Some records
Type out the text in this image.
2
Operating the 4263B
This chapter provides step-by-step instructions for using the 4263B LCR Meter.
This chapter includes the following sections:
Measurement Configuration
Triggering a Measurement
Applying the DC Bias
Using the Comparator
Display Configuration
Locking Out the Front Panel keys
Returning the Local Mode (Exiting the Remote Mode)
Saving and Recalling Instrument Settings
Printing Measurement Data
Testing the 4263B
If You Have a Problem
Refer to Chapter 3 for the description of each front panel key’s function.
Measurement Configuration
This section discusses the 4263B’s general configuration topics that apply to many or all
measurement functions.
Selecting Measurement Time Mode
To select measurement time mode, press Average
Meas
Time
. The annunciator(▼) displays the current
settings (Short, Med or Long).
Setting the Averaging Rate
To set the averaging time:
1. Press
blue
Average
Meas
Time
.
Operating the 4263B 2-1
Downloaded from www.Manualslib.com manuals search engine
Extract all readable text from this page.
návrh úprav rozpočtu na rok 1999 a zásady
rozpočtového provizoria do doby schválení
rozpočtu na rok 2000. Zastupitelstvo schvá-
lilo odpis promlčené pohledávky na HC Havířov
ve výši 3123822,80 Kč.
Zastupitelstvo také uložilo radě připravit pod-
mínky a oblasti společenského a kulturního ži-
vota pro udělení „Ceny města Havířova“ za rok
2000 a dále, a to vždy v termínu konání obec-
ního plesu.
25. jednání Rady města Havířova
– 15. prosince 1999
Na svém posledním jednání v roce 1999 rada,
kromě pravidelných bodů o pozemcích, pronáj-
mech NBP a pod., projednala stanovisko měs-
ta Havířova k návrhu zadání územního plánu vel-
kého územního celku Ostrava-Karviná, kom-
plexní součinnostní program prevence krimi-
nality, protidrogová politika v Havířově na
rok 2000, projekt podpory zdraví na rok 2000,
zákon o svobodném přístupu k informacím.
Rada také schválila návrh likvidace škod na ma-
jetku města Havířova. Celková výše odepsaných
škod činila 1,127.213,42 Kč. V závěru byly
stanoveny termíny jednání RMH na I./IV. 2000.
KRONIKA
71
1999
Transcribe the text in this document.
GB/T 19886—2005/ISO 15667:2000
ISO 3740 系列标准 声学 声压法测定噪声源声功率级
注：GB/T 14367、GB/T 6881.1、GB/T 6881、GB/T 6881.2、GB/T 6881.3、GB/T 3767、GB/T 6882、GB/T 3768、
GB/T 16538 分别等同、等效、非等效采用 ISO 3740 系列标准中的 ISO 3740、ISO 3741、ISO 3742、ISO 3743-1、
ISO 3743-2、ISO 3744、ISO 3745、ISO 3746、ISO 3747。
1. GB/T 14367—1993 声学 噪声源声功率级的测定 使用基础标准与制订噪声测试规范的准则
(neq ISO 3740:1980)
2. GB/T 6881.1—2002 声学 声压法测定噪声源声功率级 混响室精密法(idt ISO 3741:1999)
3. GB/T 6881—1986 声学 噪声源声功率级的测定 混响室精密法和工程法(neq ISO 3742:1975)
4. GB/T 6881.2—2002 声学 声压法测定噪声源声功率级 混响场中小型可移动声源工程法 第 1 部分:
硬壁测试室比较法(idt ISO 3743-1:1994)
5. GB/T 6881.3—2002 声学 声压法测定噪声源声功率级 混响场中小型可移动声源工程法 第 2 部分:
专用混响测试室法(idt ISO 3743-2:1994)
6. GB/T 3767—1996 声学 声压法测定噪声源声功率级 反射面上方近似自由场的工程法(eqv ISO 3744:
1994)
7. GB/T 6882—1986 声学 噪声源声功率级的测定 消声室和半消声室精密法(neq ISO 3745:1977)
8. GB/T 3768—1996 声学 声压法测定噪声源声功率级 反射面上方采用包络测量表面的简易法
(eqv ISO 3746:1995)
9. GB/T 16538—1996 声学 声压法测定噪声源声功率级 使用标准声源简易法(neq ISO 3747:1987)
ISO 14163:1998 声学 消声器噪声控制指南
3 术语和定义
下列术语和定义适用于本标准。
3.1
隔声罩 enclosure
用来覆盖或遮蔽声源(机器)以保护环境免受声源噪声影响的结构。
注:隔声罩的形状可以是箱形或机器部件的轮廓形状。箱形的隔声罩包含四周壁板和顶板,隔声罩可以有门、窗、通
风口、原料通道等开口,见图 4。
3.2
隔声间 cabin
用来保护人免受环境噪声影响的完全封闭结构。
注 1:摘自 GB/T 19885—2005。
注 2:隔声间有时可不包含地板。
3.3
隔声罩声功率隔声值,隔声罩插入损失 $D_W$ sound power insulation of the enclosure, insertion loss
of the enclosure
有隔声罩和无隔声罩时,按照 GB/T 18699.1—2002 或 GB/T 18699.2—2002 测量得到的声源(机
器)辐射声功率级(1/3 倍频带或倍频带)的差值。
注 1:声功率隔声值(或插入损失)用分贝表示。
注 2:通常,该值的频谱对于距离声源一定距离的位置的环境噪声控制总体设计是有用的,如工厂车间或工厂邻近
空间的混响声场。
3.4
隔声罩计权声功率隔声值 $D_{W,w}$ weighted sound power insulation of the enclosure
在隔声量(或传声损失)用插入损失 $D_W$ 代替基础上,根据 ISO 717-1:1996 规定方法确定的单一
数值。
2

Exercise goal →
Give the entries again in full, exactly as they are written.

Written response →
Type out the text in this image.
2
Operating the 4263B
This chapter provides step-by-step instructions for using the 4263B LCR Meter.
This chapter includes the following sections:
Measurement Configuration
Triggering a Measurement
Applying the DC Bias
Using the Comparator
Display Configuration
Locking Out the Front Panel keys
Returning the Local Mode (Exiting the Remote Mode)
Saving and Recalling Instrument Settings
Printing Measurement Data
Testing the 4263B
If You Have a Problem
Refer to Chapter 3 for the description of each front panel key’s function.
Measurement Configuration
This section discusses the 4263B’s general configuration topics that apply to many or all
measurement functions.
Selecting Measurement Time Mode
To select measurement time mode, press Average
Meas
Time
. The annunciator(▼) displays the current
settings (Short, Med or Long).
Setting the Averaging Rate
To set the averaging time:
1. Press
blue
Average
Meas
Time
.
Operating the 4263B 2-1
Downloaded from www.Manualslib.com manuals search engine
Extract all readable text from this page.
návrh úprav rozpočtu na rok 1999 a zásady
rozpočtového provizoria do doby schválení
rozpočtu na rok 2000. Zastupitelstvo schvá-
lilo odpis promlčené pohledávky na HC Havířov
ve výši 3123822,80 Kč.
Zastupitelstvo také uložilo radě připravit pod-
mínky a oblasti společenského a kulturního ži-
vota pro udělení „Ceny města Havířova“ za rok
2000 a dále, a to vždy v termínu konání obec-
ního plesu.
25. jednání Rady města Havířova
– 15. prosince 1999
Na svém posledním jednání v roce 1999 rada,
kromě pravidelných bodů o pozemcích, pronáj-
mech NBP a pod., projednala stanovisko měs-
ta Havířova k návrhu zadání územního plánu vel-
kého územního celku Ostrava-Karviná, kom-
plexní součinnostní program prevence krimi-
nality, protidrogová politika v Havířově na
rok 2000, projekt podpory zdraví na rok 2000,
zákon o svobodném přístupu k informacím.
Rada také schválila návrh likvidace škod na ma-
jetku města Havířova. Celková výše odepsaných
škod činila 1,127.213,42 Kč. V závěru byly
stanoveny termíny jednání RMH na I./IV. 2000.
KRONIKA
71
1999
Transcribe the text in this document.
GB/T 19886—2005/ISO 15667:2000
ISO 3740 系列标准 声学 声压法测定噪声源声功率级
注：GB/T 14367、GB/T 6881.1、GB/T 6881、GB/T 6881.2、GB/T 6881.3、GB/T 3767、GB/T 6882、GB/T 3768、
GB/T 16538 分别等同、等效、非等效采用 ISO 3740 系列标准中的 ISO 3740、ISO 3741、ISO 3742、ISO 3743-1、
ISO 3743-2、ISO 3744、ISO 3745、ISO 3746、ISO 3747。
1. GB/T 14367—1993 声学 噪声源声功率级的测定 使用基础标准与制订噪声测试规范的准则
(neq ISO 3740:1980)
2. GB/T 6881.1—2002 声学 声压法测定噪声源声功率级 混响室精密法(idt ISO 3741:1999)
3. GB/T 6881—1986 声学 噪声源声功率级的测定 混响室精密法和工程法(neq ISO 3742:1975)
4. GB/T 6881.2—2002 声学 声压法测定噪声源声功率级 混响场中小型可移动声源工程法 第 1 部分:
硬壁测试室比较法(idt ISO 3743-1:1994)
5. GB/T 6881.3—2002 声学 声压法测定噪声源声功率级 混响场中小型可移动声源工程法 第 2 部分:
专用混响测试室法(idt ISO 3743-2:1994)
6. GB/T 3767—1996 声学 声压法测定噪声源声功率级 反射面上方近似自由场的工程法(eqv ISO 3744:
1994)
7. GB/T 6882—1986 声学 噪声源声功率级的测定 消声室和半消声室精密法(neq ISO 3745:1977)
8. GB/T 3768—1996 声学 声压法测定噪声源声功率级 反射面上方采用包络测量表面的简易法
(eqv ISO 3746:1995)
9. GB/T 16538—1996 声学 声压法测定噪声源声功率级 使用标准声源简易法(neq ISO 3747:1987)
ISO 14163:1998 声学 消声器噪声控制指南
3 术语和定义
下列术语和定义适用于本标准。
3.1
隔声罩 enclosure
用来覆盖或遮蔽声源(机器)以保护环境免受声源噪声影响的结构。
注:隔声罩的形状可以是箱形或机器部件的轮廓形状。箱形的隔声罩包含四周壁板和顶板,隔声罩可以有门、窗、通
风口、原料通道等开口,见图 4。
3.2
隔声间 cabin
用来保护人免受环境噪声影响的完全封闭结构。
注 1:摘自 GB/T 19885—2005。
注 2:隔声间有时可不包含地板。
3.3
隔声罩声功率隔声值,隔声罩插入损失 $D_W$ sound power insulation of the enclosure, insertion loss
of the enclosure
有隔声罩和无隔声罩时,按照 GB/T 18699.1—2002 或 GB/T 18699.2—2002 测量得到的声源(机
器)辐射声功率级(1/3 倍频带或倍频带)的差值。
注 1:声功率隔声值(或插入损失)用分贝表示。
注 2:通常,该值的频谱对于距离声源一定距离的位置的环境噪声控制总体设计是有用的,如工厂车间或工厂邻近
空间的混响声场。
3.4
隔声罩计权声功率隔声值 $D_{W,w}$ weighted sound power insulation of the enclosure
在隔声量(或传声损失)用插入损失 $D_W$ 代替基础上,根据 ISO 717-1:1996 规定方法确定的单一
数值。
2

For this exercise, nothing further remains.